What the task requires ▸
Answer with one number only: the number of lines that contain "xGOALS".

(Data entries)
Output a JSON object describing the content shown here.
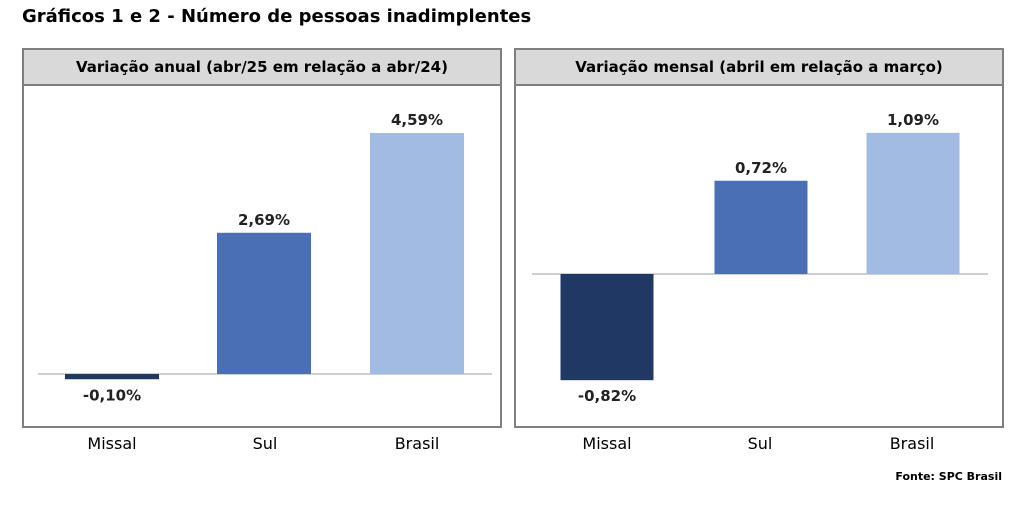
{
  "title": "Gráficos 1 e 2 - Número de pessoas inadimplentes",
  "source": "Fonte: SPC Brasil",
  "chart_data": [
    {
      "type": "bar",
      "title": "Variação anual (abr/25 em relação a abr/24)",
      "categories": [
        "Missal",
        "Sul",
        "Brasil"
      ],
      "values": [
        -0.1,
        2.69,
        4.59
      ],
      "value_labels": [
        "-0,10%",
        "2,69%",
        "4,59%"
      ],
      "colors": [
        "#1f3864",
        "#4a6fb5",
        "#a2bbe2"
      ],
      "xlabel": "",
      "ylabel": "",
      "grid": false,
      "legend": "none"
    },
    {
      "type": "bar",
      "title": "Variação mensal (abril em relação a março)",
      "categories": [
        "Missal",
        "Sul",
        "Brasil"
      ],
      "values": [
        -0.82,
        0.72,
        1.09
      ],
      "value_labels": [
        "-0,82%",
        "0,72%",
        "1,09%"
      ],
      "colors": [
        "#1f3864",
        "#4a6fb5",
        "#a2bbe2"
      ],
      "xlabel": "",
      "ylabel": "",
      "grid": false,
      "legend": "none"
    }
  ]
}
---
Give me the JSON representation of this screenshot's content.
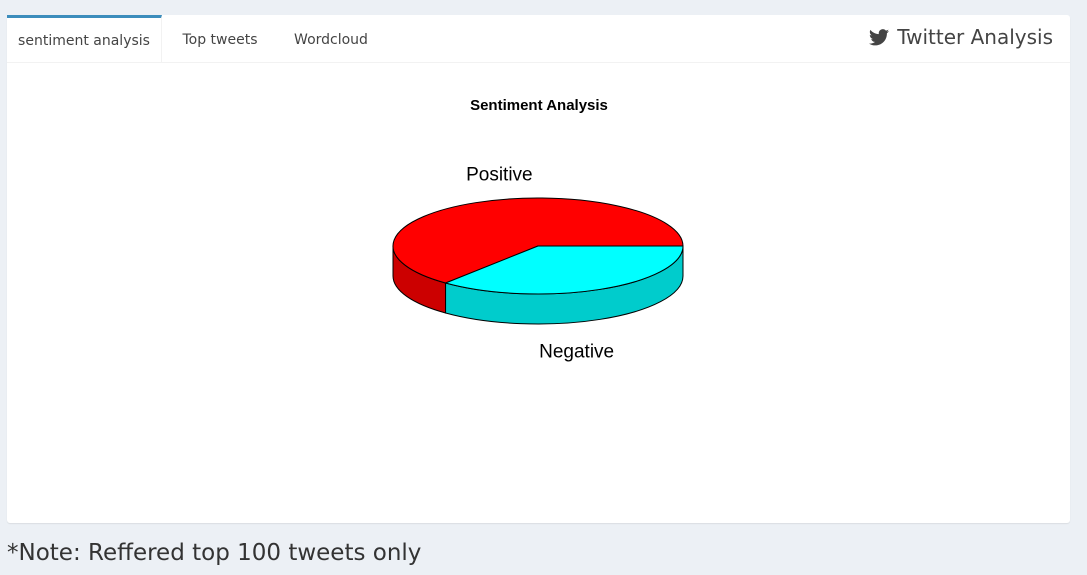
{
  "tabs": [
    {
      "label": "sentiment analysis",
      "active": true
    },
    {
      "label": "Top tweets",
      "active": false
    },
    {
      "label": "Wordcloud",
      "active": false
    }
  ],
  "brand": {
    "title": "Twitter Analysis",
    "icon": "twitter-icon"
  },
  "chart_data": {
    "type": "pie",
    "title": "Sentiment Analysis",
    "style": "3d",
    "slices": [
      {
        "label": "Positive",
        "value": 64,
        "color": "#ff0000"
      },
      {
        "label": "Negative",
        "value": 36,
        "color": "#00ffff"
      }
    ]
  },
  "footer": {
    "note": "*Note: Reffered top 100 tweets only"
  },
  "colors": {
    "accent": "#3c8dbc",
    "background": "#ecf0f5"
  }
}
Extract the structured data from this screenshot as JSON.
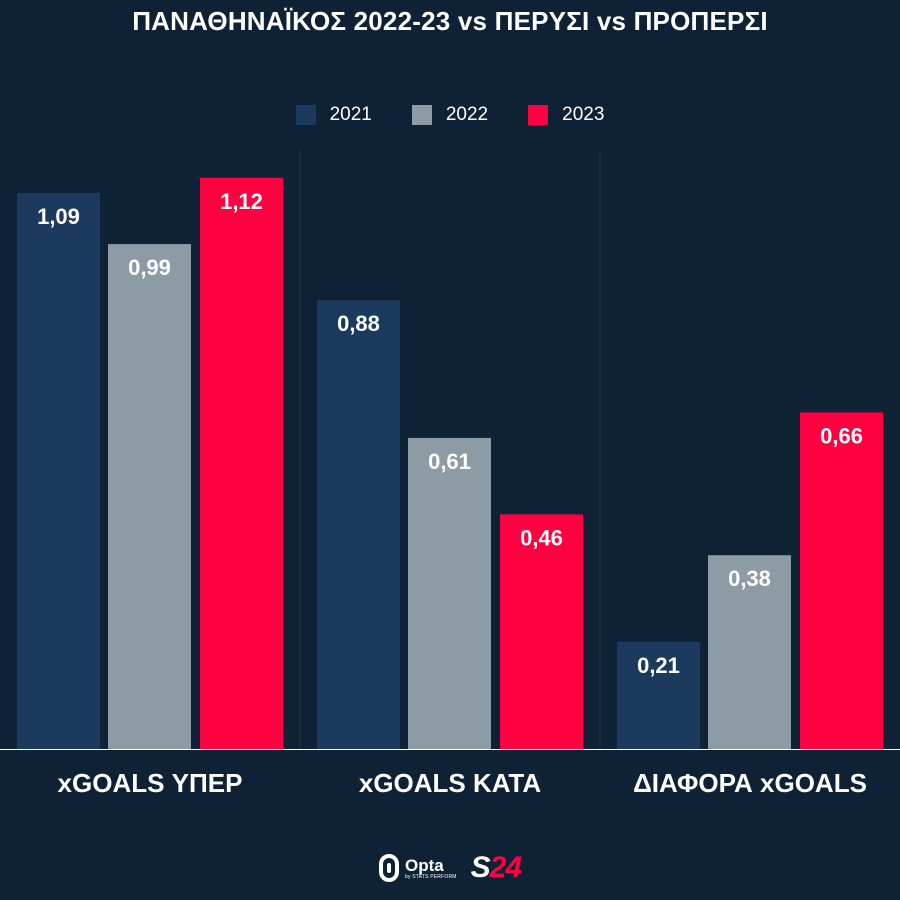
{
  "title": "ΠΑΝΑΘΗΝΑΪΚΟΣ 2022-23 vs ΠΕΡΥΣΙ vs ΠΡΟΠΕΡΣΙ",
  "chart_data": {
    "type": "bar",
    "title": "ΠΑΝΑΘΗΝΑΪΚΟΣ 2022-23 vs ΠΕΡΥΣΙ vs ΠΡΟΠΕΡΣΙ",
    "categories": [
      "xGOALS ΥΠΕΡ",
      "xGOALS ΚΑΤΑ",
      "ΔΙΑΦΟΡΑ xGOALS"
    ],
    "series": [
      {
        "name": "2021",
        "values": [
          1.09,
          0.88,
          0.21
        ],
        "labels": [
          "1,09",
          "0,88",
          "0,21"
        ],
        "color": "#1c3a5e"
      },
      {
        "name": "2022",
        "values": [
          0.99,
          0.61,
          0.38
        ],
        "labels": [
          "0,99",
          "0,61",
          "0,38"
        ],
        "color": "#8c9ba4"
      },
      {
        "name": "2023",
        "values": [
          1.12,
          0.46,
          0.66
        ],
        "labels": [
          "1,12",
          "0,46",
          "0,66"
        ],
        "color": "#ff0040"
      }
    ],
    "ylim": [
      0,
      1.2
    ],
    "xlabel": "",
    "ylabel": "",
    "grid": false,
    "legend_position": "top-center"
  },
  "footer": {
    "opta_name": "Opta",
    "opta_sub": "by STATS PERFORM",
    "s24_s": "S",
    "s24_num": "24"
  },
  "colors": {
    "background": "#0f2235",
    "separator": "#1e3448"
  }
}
---
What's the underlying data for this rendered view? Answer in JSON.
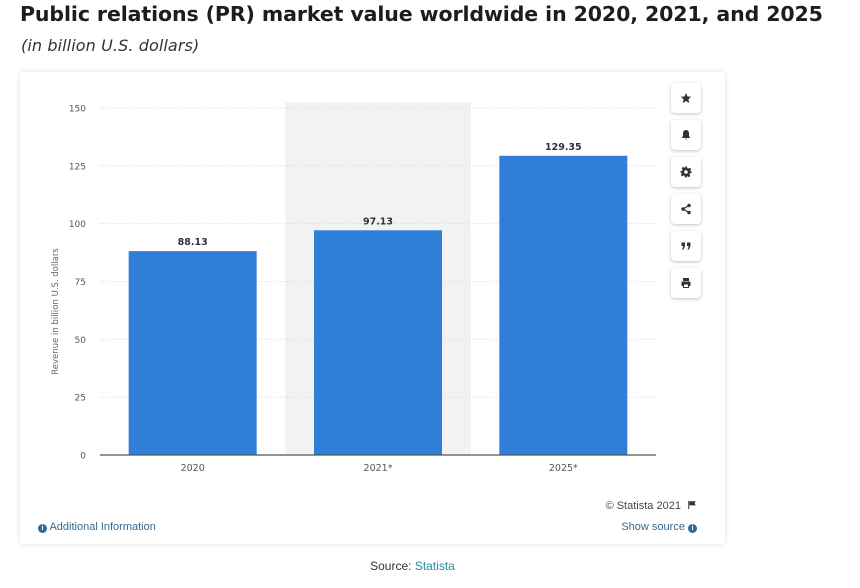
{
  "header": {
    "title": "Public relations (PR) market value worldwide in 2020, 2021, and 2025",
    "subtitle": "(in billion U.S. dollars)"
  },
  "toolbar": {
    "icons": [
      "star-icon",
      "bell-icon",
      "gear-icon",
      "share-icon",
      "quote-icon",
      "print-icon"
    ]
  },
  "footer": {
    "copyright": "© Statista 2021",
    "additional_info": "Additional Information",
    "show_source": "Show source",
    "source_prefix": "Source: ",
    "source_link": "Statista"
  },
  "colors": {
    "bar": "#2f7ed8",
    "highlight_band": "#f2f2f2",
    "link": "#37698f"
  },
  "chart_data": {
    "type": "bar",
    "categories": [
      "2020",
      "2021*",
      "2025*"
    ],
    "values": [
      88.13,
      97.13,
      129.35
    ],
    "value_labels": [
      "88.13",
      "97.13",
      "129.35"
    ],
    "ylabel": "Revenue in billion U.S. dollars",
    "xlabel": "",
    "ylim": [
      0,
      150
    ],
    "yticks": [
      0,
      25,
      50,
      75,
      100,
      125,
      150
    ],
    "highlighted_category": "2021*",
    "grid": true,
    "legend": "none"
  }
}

Complete answer ▸
3